What you should do =
Extract each line of the material that follows exactly and omit its pictures.

A block of data:

_ _ _

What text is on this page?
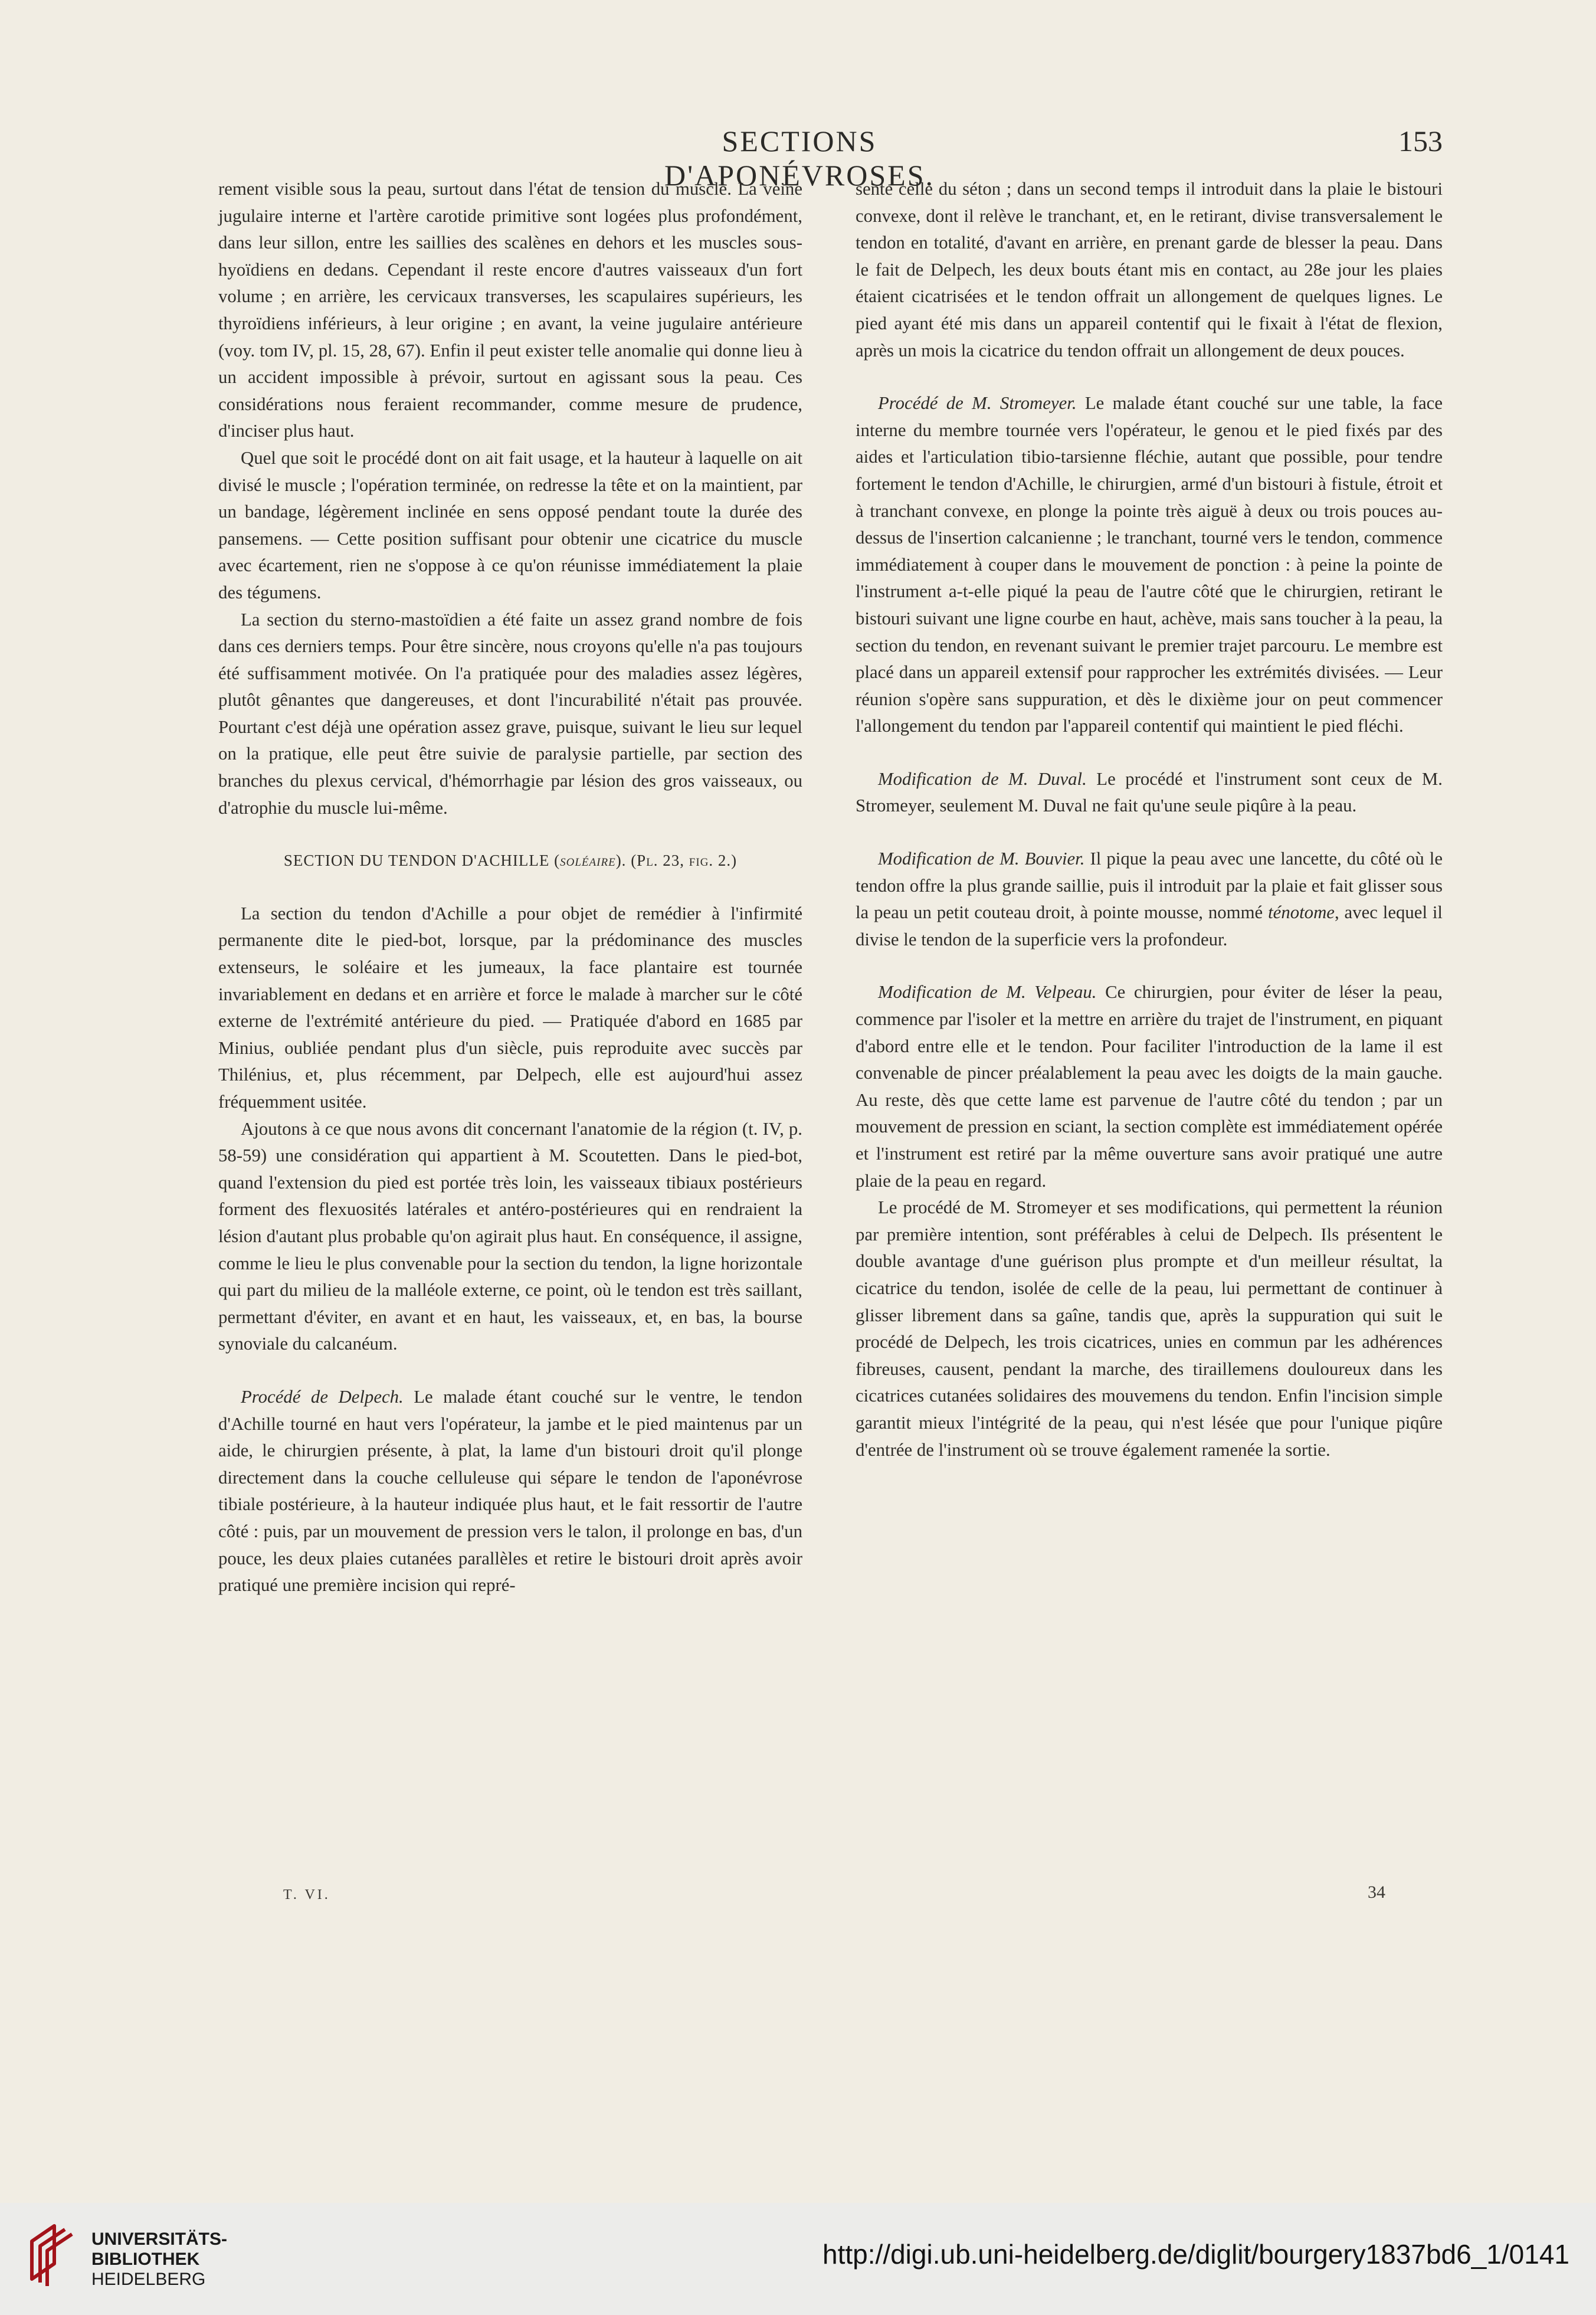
SECTIONS D'APONÉVROSES.
153

rement visible sous la peau, surtout dans l'état de tension du muscle. La veine jugulaire interne et l'artère carotide primitive sont logées plus profondément, dans leur sillon, entre les saillies des scalènes en dehors et les muscles sous-hyoïdiens en dedans. Cependant il reste encore d'autres vaisseaux d'un fort volume ; en arrière, les cervicaux transverses, les scapulaires supérieurs, les thyroïdiens inférieurs, à leur origine ; en avant, la veine jugulaire antérieure (voy. tom IV, pl. 15, 28, 67). Enfin il peut exister telle anomalie qui donne lieu à un accident impossible à prévoir, surtout en agissant sous la peau. Ces considérations nous feraient recommander, comme mesure de prudence, d'inciser plus haut.

Quel que soit le procédé dont on ait fait usage, et la hauteur à laquelle on ait divisé le muscle ; l'opération terminée, on redresse la tête et on la maintient, par un bandage, légèrement inclinée en sens opposé pendant toute la durée des pansemens. — Cette position suffisant pour obtenir une cicatrice du muscle avec écartement, rien ne s'oppose à ce qu'on réunisse immédiatement la plaie des tégumens.

La section du sterno-mastoïdien a été faite un assez grand nombre de fois dans ces derniers temps. Pour être sincère, nous croyons qu'elle n'a pas toujours été suffisamment motivée. On l'a pratiquée pour des maladies assez légères, plutôt gênantes que dangereuses, et dont l'incurabilité n'était pas prouvée. Pourtant c'est déjà une opération assez grave, puisque, suivant le lieu sur lequel on la pratique, elle peut être suivie de paralysie partielle, par section des branches du plexus cervical, d'hémorrhagie par lésion des gros vaisseaux, ou d'atrophie du muscle lui-même.

SECTION DU TENDON D'ACHILLE (soléaire). (Pl. 23, fig. 2.)

La section du tendon d'Achille a pour objet de remédier à l'infirmité permanente dite le pied-bot, lorsque, par la prédominance des muscles extenseurs, le soléaire et les jumeaux, la face plantaire est tournée invariablement en dedans et en arrière et force le malade à marcher sur le côté externe de l'extrémité antérieure du pied. — Pratiquée d'abord en 1685 par Minius, oubliée pendant plus d'un siècle, puis reproduite avec succès par Thilénius, et, plus récemment, par Delpech, elle est aujourd'hui assez fréquemment usitée.

Ajoutons à ce que nous avons dit concernant l'anatomie de la région (t. IV, p. 58-59) une considération qui appartient à M. Scoutetten. Dans le pied-bot, quand l'extension du pied est portée très loin, les vaisseaux tibiaux postérieurs forment des flexuosités latérales et antéro-postérieures qui en rendraient la lésion d'autant plus probable qu'on agirait plus haut. En conséquence, il assigne, comme le lieu le plus convenable pour la section du tendon, la ligne horizontale qui part du milieu de la malléole externe, ce point, où le tendon est très saillant, permettant d'éviter, en avant et en haut, les vaisseaux, et, en bas, la bourse synoviale du calcanéum.

Procédé de Delpech. Le malade étant couché sur le ventre, le tendon d'Achille tourné en haut vers l'opérateur, la jambe et le pied maintenus par un aide, le chirurgien présente, à plat, la lame d'un bistouri droit qu'il plonge directement dans la couche celluleuse qui sépare le tendon de l'aponévrose tibiale postérieure, à la hauteur indiquée plus haut, et le fait ressortir de l'autre côté : puis, par un mouvement de pression vers le talon, il prolonge en bas, d'un pouce, les deux plaies cutanées parallèles et retire le bistouri droit après avoir pratiqué une première incision qui repré-

sente celle du séton ; dans un second temps il introduit dans la plaie le bistouri convexe, dont il relève le tranchant, et, en le retirant, divise transversalement le tendon en totalité, d'avant en arrière, en prenant garde de blesser la peau. Dans le fait de Delpech, les deux bouts étant mis en contact, au 28e jour les plaies étaient cicatrisées et le tendon offrait un allongement de quelques lignes. Le pied ayant été mis dans un appareil contentif qui le fixait à l'état de flexion, après un mois la cicatrice du tendon offrait un allongement de deux pouces.

Procédé de M. Stromeyer. Le malade étant couché sur une table, la face interne du membre tournée vers l'opérateur, le genou et le pied fixés par des aides et l'articulation tibio-tarsienne fléchie, autant que possible, pour tendre fortement le tendon d'Achille, le chirurgien, armé d'un bistouri à fistule, étroit et à tranchant convexe, en plonge la pointe très aiguë à deux ou trois pouces au-dessus de l'insertion calcanienne ; le tranchant, tourné vers le tendon, commence immédiatement à couper dans le mouvement de ponction : à peine la pointe de l'instrument a-t-elle piqué la peau de l'autre côté que le chirurgien, retirant le bistouri suivant une ligne courbe en haut, achève, mais sans toucher à la peau, la section du tendon, en revenant suivant le premier trajet parcouru. Le membre est placé dans un appareil extensif pour rapprocher les extrémités divisées. — Leur réunion s'opère sans suppuration, et dès le dixième jour on peut commencer l'allongement du tendon par l'appareil contentif qui maintient le pied fléchi.

Modification de M. Duval. Le procédé et l'instrument sont ceux de M. Stromeyer, seulement M. Duval ne fait qu'une seule piqûre à la peau.

Modification de M. Bouvier. Il pique la peau avec une lancette, du côté où le tendon offre la plus grande saillie, puis il introduit par la plaie et fait glisser sous la peau un petit couteau droit, à pointe mousse, nommé ténotome, avec lequel il divise le tendon de la superficie vers la profondeur.

Modification de M. Velpeau. Ce chirurgien, pour éviter de léser la peau, commence par l'isoler et la mettre en arrière du trajet de l'instrument, en piquant d'abord entre elle et le tendon. Pour faciliter l'introduction de la lame il est convenable de pincer préalablement la peau avec les doigts de la main gauche. Au reste, dès que cette lame est parvenue de l'autre côté du tendon ; par un mouvement de pression en sciant, la section complète est immédiatement opérée et l'instrument est retiré par la même ouverture sans avoir pratiqué une autre plaie de la peau en regard.

Le procédé de M. Stromeyer et ses modifications, qui permettent la réunion par première intention, sont préférables à celui de Delpech. Ils présentent le double avantage d'une guérison plus prompte et d'un meilleur résultat, la cicatrice du tendon, isolée de celle de la peau, lui permettant de continuer à glisser librement dans sa gaîne, tandis que, après la suppuration qui suit le procédé de Delpech, les trois cicatrices, unies en commun par les adhérences fibreuses, causent, pendant la marche, des tiraillemens douloureux dans les cicatrices cutanées solidaires des mouvemens du tendon. Enfin l'incision simple garantit mieux l'intégrité de la peau, qui n'est lésée que pour l'unique piqûre d'entrée de l'instrument où se trouve également ramenée la sortie.

T. VI.	34
UNIVERSITÄTS-
BIBLIOTHEK
HEIDELBERG
http://digi.ub.uni-heidelberg.de/diglit/bourgery1837bd6_1/0141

_ _ _

Answer to the task =
What text is on this page?
SECTIONS D'APONÉVROSES.
153

rement visible sous la peau, surtout dans l'état de tension du muscle. La veine jugulaire interne et l'artère carotide primitive sont logées plus profondément, dans leur sillon, entre les saillies des scalènes en dehors et les muscles sous-hyoïdiens en dedans. Cependant il reste encore d'autres vaisseaux d'un fort volume ; en arrière, les cervicaux transverses, les scapulaires supérieurs, les thyroïdiens inférieurs, à leur origine ; en avant, la veine jugulaire antérieure (voy. tom IV, pl. 15, 28, 67). Enfin il peut exister telle anomalie qui donne lieu à un accident impossible à prévoir, surtout en agissant sous la peau. Ces considérations nous feraient recommander, comme mesure de prudence, d'inciser plus haut.

Quel que soit le procédé dont on ait fait usage, et la hauteur à laquelle on ait divisé le muscle ; l'opération terminée, on redresse la tête et on la maintient, par un bandage, légèrement inclinée en sens opposé pendant toute la durée des pansemens. — Cette position suffisant pour obtenir une cicatrice du muscle avec écartement, rien ne s'oppose à ce qu'on réunisse immédiatement la plaie des tégumens.

La section du sterno-mastoïdien a été faite un assez grand nombre de fois dans ces derniers temps. Pour être sincère, nous croyons qu'elle n'a pas toujours été suffisamment motivée. On l'a pratiquée pour des maladies assez légères, plutôt gênantes que dangereuses, et dont l'incurabilité n'était pas prouvée. Pourtant c'est déjà une opération assez grave, puisque, suivant le lieu sur lequel on la pratique, elle peut être suivie de paralysie partielle, par section des branches du plexus cervical, d'hémorrhagie par lésion des gros vaisseaux, ou d'atrophie du muscle lui-même.

SECTION DU TENDON D'ACHILLE (soléaire). (Pl. 23, fig. 2.)

La section du tendon d'Achille a pour objet de remédier à l'infirmité permanente dite le pied-bot, lorsque, par la prédominance des muscles extenseurs, le soléaire et les jumeaux, la face plantaire est tournée invariablement en dedans et en arrière et force le malade à marcher sur le côté externe de l'extrémité antérieure du pied. — Pratiquée d'abord en 1685 par Minius, oubliée pendant plus d'un siècle, puis reproduite avec succès par Thilénius, et, plus récemment, par Delpech, elle est aujourd'hui assez fréquemment usitée.

Ajoutons à ce que nous avons dit concernant l'anatomie de la région (t. IV, p. 58-59) une considération qui appartient à M. Scoutetten. Dans le pied-bot, quand l'extension du pied est portée très loin, les vaisseaux tibiaux postérieurs forment des flexuosités latérales et antéro-postérieures qui en rendraient la lésion d'autant plus probable qu'on agirait plus haut. En conséquence, il assigne, comme le lieu le plus convenable pour la section du tendon, la ligne horizontale qui part du milieu de la malléole externe, ce point, où le tendon est très saillant, permettant d'éviter, en avant et en haut, les vaisseaux, et, en bas, la bourse synoviale du calcanéum.

Procédé de Delpech. Le malade étant couché sur le ventre, le tendon d'Achille tourné en haut vers l'opérateur, la jambe et le pied maintenus par un aide, le chirurgien présente, à plat, la lame d'un bistouri droit qu'il plonge directement dans la couche celluleuse qui sépare le tendon de l'aponévrose tibiale postérieure, à la hauteur indiquée plus haut, et le fait ressortir de l'autre côté : puis, par un mouvement de pression vers le talon, il prolonge en bas, d'un pouce, les deux plaies cutanées parallèles et retire le bistouri droit après avoir pratiqué une première incision qui repré-

sente celle du séton ; dans un second temps il introduit dans la plaie le bistouri convexe, dont il relève le tranchant, et, en le retirant, divise transversalement le tendon en totalité, d'avant en arrière, en prenant garde de blesser la peau. Dans le fait de Delpech, les deux bouts étant mis en contact, au 28e jour les plaies étaient cicatrisées et le tendon offrait un allongement de quelques lignes. Le pied ayant été mis dans un appareil contentif qui le fixait à l'état de flexion, après un mois la cicatrice du tendon offrait un allongement de deux pouces.

Procédé de M. Stromeyer. Le malade étant couché sur une table, la face interne du membre tournée vers l'opérateur, le genou et le pied fixés par des aides et l'articulation tibio-tarsienne fléchie, autant que possible, pour tendre fortement le tendon d'Achille, le chirurgien, armé d'un bistouri à fistule, étroit et à tranchant convexe, en plonge la pointe très aiguë à deux ou trois pouces au-dessus de l'insertion calcanienne ; le tranchant, tourné vers le tendon, commence immédiatement à couper dans le mouvement de ponction : à peine la pointe de l'instrument a-t-elle piqué la peau de l'autre côté que le chirurgien, retirant le bistouri suivant une ligne courbe en haut, achève, mais sans toucher à la peau, la section du tendon, en revenant suivant le premier trajet parcouru. Le membre est placé dans un appareil extensif pour rapprocher les extrémités divisées. — Leur réunion s'opère sans suppuration, et dès le dixième jour on peut commencer l'allongement du tendon par l'appareil contentif qui maintient le pied fléchi.

Modification de M. Duval. Le procédé et l'instrument sont ceux de M. Stromeyer, seulement M. Duval ne fait qu'une seule piqûre à la peau.

Modification de M. Bouvier. Il pique la peau avec une lancette, du côté où le tendon offre la plus grande saillie, puis il introduit par la plaie et fait glisser sous la peau un petit couteau droit, à pointe mousse, nommé ténotome, avec lequel il divise le tendon de la superficie vers la profondeur.

Modification de M. Velpeau. Ce chirurgien, pour éviter de léser la peau, commence par l'isoler et la mettre en arrière du trajet de l'instrument, en piquant d'abord entre elle et le tendon. Pour faciliter l'introduction de la lame il est convenable de pincer préalablement la peau avec les doigts de la main gauche. Au reste, dès que cette lame est parvenue de l'autre côté du tendon ; par un mouvement de pression en sciant, la section complète est immédiatement opérée et l'instrument est retiré par la même ouverture sans avoir pratiqué une autre plaie de la peau en regard.

Le procédé de M. Stromeyer et ses modifications, qui permettent la réunion par première intention, sont préférables à celui de Delpech. Ils présentent le double avantage d'une guérison plus prompte et d'un meilleur résultat, la cicatrice du tendon, isolée de celle de la peau, lui permettant de continuer à glisser librement dans sa gaîne, tandis que, après la suppuration qui suit le procédé de Delpech, les trois cicatrices, unies en commun par les adhérences fibreuses, causent, pendant la marche, des tiraillemens douloureux dans les cicatrices cutanées solidaires des mouvemens du tendon. Enfin l'incision simple garantit mieux l'intégrité de la peau, qui n'est lésée que pour l'unique piqûre d'entrée de l'instrument où se trouve également ramenée la sortie.

T. VI.	34
UNIVERSITÄTS-
BIBLIOTHEK
HEIDELBERG
http://digi.ub.uni-heidelberg.de/diglit/bourgery1837bd6_1/0141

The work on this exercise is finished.